> _EXERCISE_: In the abstract on cocklebur seed germination below, list every treatment after which the axial tissues regained their growth responsiveness to CO(2).

(TEXT PROVIDED)

Interrelations between Carbon Dioxide and Ethylene on the Stimulation of Cocklebur Seed Germination.

Interrelations between CO(2) and C(2)H(4) on promotion of seed germination were examined in more detail at 23 degrees C with presoaked upper seeds of Xanthium pennsylvanicum Wallr. The germination-promoting effect of C(2)H(4) decreased gradually as its application time was delayed during a soaking period, whereas CO(2) was most promotive in application at 5 days of soaking, then its effect declined. CO(2) and C(2)H(4) were additive in earlier soaking periods and synergistic in later periods. Such changes in germination behavior in response to CO(2) and/or C(2)H(4) during a soaking period were closely associated with growth responsiveness of the axial tissues, but not of the cotyledonary ones. Growth responsiveness of axial tissues to CO(2) or C(2)H(4) disappeared finally during a soaking period, but their extinct responsiveness to any one of these gases was almost fully restored in the simultaneous presence of the other. The extinct responsiveness to CO(2) was partially recovered by a preexposure to C(2)H(4). This suggests that in the later period of soaking, unlike the case in a very early period of soaking, the C(2)H(4)-sensitive phase for seed germination precedes the CO(2)-sensitive phase in which CO(2) potentiated axial growth. The restoration of CO(2) responsiveness in axial growth occurred not only after C(2)H(4) treatment but also after exposure to 8 or 33 degrees C or after KCN treatment. Thus, secondarily dormant Xanthium seeds could germinate in response to CO(2) alone, when they were previously exposed for shortterms not only to C(2)H(4) but also 8 degrees C, 33 degrees C, or KCN.

(End TEXT PROVIDED)
(GIVEN RECORDS)

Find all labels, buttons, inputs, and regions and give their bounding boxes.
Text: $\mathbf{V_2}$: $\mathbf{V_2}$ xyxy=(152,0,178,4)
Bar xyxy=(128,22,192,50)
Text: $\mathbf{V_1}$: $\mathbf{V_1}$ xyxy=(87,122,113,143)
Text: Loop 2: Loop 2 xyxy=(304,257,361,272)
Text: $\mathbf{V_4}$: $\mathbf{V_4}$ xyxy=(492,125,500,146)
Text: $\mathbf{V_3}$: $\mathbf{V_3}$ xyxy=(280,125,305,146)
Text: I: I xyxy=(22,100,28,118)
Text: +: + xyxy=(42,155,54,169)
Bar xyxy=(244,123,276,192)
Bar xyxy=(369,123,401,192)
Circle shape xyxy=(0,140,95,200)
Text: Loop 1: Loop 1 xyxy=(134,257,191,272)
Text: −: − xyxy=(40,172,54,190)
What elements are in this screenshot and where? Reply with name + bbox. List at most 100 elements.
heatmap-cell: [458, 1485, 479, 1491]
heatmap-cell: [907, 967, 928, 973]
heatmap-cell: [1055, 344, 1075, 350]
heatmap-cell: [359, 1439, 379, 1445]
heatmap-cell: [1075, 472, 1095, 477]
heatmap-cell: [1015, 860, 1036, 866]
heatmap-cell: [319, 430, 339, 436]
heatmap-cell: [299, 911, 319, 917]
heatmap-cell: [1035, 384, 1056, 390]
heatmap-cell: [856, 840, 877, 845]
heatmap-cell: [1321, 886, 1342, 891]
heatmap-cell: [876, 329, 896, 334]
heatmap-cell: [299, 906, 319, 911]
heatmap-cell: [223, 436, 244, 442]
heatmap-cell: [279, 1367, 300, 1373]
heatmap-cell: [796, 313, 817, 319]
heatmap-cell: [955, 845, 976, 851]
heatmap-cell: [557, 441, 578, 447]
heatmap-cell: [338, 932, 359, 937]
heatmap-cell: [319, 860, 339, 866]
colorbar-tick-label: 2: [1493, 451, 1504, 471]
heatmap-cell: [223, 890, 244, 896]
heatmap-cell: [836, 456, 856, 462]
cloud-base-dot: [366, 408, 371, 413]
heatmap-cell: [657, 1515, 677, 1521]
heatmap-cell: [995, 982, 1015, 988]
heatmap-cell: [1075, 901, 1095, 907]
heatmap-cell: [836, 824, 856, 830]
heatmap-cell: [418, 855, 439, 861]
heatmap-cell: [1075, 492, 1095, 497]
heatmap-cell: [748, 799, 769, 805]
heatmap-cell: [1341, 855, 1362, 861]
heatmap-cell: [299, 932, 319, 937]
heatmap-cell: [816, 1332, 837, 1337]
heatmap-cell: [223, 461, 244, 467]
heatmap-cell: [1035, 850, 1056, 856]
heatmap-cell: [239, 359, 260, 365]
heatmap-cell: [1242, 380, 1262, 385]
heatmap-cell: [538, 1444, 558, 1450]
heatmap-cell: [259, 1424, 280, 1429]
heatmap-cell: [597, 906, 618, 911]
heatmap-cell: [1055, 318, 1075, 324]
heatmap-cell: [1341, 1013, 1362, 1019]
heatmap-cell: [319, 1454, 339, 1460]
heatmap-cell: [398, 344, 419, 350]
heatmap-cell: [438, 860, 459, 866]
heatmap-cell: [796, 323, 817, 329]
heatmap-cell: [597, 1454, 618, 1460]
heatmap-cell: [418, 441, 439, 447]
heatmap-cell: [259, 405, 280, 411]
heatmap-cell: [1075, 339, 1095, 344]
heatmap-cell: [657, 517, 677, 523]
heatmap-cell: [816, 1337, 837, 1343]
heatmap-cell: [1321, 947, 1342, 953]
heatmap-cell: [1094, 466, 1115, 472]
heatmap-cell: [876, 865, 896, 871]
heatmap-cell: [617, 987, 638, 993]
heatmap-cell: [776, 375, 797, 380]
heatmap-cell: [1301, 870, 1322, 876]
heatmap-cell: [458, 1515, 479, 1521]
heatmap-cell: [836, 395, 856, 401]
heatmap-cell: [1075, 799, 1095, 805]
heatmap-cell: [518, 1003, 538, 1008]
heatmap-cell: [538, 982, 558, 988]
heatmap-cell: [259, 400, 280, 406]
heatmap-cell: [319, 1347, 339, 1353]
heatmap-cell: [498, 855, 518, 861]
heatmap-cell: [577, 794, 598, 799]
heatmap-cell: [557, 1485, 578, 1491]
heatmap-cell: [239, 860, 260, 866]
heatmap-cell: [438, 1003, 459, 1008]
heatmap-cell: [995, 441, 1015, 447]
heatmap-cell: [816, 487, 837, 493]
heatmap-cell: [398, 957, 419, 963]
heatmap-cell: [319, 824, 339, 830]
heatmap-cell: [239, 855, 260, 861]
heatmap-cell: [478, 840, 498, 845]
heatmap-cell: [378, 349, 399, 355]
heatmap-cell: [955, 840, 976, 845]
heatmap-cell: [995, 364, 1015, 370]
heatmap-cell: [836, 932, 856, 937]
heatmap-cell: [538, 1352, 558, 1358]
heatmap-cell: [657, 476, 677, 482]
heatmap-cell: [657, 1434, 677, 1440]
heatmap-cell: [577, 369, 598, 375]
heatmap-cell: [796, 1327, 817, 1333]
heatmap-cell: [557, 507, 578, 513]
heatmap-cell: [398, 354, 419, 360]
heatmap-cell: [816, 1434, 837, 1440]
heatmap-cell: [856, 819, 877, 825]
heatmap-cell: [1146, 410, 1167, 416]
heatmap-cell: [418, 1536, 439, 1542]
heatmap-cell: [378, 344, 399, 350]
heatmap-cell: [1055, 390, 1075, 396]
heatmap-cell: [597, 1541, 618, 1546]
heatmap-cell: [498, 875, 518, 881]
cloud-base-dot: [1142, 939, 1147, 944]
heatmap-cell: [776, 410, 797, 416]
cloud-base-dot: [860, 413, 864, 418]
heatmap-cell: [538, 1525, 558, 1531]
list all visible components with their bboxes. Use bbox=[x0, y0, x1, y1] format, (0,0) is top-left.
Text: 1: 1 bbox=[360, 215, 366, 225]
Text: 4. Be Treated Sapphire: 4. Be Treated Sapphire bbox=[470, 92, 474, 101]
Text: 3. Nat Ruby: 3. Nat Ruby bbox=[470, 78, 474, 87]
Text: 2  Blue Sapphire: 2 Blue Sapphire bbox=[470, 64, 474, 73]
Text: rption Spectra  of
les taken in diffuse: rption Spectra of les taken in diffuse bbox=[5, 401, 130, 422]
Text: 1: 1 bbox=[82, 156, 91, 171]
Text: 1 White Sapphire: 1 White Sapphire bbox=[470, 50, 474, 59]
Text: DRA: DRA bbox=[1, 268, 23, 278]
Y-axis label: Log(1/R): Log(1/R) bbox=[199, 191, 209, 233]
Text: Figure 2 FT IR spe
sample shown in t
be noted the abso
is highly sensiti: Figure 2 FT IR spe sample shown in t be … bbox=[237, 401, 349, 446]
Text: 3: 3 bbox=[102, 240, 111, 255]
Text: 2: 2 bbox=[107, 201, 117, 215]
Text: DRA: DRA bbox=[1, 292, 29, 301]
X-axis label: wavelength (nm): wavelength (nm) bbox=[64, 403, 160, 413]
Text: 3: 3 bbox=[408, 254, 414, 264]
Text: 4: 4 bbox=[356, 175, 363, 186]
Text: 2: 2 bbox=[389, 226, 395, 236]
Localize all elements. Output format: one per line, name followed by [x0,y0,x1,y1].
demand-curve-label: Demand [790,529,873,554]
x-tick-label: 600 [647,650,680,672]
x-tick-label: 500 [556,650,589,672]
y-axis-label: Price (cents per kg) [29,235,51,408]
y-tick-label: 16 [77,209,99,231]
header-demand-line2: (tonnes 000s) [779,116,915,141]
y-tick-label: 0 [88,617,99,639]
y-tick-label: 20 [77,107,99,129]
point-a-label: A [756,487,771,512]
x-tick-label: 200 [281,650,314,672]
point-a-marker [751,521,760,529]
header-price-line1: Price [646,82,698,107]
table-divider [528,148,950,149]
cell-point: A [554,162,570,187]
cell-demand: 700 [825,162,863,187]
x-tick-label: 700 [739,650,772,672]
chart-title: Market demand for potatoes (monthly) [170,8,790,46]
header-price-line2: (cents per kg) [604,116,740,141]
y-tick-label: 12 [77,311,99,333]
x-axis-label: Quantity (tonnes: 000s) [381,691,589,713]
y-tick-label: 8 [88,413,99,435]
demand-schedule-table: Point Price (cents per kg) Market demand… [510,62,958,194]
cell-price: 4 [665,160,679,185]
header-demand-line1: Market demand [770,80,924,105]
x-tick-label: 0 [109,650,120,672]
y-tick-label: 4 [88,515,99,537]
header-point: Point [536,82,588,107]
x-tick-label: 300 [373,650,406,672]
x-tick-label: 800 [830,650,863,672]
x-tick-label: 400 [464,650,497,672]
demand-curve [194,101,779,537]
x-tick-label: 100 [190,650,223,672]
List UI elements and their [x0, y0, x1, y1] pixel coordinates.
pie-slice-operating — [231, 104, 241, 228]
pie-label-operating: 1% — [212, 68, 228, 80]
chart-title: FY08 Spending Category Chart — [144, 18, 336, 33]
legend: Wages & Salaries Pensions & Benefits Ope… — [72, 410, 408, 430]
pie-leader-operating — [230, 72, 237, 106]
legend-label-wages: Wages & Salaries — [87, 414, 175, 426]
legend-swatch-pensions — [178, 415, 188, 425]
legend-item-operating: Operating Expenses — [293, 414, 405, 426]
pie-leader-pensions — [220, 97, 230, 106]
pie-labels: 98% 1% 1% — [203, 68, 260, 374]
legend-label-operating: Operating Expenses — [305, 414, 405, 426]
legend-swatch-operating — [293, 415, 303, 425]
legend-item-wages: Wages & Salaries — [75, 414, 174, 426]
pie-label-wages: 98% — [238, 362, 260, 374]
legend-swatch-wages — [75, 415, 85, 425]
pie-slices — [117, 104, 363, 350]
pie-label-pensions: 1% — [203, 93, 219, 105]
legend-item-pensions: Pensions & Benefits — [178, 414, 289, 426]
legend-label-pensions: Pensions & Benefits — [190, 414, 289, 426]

(End GIVEN RECORDS)

> _SOLUTION FOR THIS PROBLEM_:
- C(2)H(4) treatment
- Exposure to 8 degrees C
- Exposure to 33 degrees C
- KCN treatment